== Instrucciones ==
1 - Responde a estas preguntas sobre el texto de la jefa de la tienda:
(a) ¿A quiénes se concedían los permisos?
(b) ¿Quiénes la escoltaban cuando se paseaba por las naves de la tienda?
(c) ¿Qué tres apodos se mencionan por su nombre?
2 - ¿Puedes devolver sin cambios el pasaje del texto de la jefa de la tienda que va desde "Pronto empezó a" hasta "pero más barriobajeros."?

== Texto proporcionado ==

Desde el inicio se manifestó en contra de cualquier empleada que solicitara hablar con ella. Los permisos sólo eran para los empleados varones. Solía vigilar muy de cerca de las mujeres que además eran mamás, pues ya sabía que ese peculiar segmento de su plantilla de empleados era como mutantes que se escurrían a la calle con cualquier pretexto para ver a sus retoños en horario laboral. 

Pronto empezó a gritar y a humillar en público a las empleadas que no entendieran o no siguieran sus órdenes como ella quería. Solía pasearse por las naves de la tienda escoltada por un grupo de sus más jóvenes y pasables empleados varones.  

Empezaron a llamarla la Mariscala, la Generala, la Doña, entre otros apodos menos cinematográficos, pero más barriobajeros.

== Los datos ==
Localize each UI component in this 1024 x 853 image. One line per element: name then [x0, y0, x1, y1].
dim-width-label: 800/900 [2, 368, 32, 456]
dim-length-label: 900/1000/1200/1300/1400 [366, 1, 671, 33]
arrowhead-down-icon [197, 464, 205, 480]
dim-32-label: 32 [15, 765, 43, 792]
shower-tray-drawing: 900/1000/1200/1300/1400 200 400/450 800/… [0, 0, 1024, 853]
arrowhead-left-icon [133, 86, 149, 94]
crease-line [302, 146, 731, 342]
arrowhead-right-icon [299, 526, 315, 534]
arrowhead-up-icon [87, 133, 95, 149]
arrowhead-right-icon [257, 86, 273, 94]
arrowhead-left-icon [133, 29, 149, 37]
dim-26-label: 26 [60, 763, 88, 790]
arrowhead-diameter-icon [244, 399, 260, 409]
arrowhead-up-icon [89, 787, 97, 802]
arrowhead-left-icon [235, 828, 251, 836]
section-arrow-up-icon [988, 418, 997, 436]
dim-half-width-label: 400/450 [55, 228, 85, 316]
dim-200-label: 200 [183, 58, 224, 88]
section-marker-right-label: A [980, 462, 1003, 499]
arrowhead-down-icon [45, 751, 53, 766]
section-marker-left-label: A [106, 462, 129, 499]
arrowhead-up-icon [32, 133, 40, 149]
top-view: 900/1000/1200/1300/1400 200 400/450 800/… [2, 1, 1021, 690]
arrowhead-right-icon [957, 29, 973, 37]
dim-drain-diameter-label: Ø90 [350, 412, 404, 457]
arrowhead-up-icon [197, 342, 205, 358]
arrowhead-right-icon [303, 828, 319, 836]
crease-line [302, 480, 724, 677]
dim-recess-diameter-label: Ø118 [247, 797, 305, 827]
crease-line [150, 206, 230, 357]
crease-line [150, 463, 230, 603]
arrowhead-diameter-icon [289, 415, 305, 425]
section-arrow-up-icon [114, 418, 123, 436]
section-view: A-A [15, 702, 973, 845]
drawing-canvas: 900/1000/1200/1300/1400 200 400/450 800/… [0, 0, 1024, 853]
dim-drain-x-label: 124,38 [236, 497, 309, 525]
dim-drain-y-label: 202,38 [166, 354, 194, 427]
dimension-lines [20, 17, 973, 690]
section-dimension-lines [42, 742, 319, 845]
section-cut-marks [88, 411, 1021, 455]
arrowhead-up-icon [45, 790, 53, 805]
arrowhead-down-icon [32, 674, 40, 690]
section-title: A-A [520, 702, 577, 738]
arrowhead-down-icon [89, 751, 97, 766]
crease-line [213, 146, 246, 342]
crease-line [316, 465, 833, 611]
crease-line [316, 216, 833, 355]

== Respuestas por tarea ==
1 -
(a) A los empleados varones.
(b) Un grupo de sus más jóvenes y pasables empleados varones.
(c) La Mariscala, la Generala y la Doña.

2 -
Pronto empezó a gritar y a humillar en público a las empleadas que no entendieran o no siguieran sus órdenes como ella quería. Solía pasearse por las naves de la tienda escoltada por un grupo de sus más jóvenes y pasables empleados varones.  

Empezaron a llamarla la Mariscala, la Generala, la Doña, entre otros apodos menos cinematográficos, pero más barriobajeros.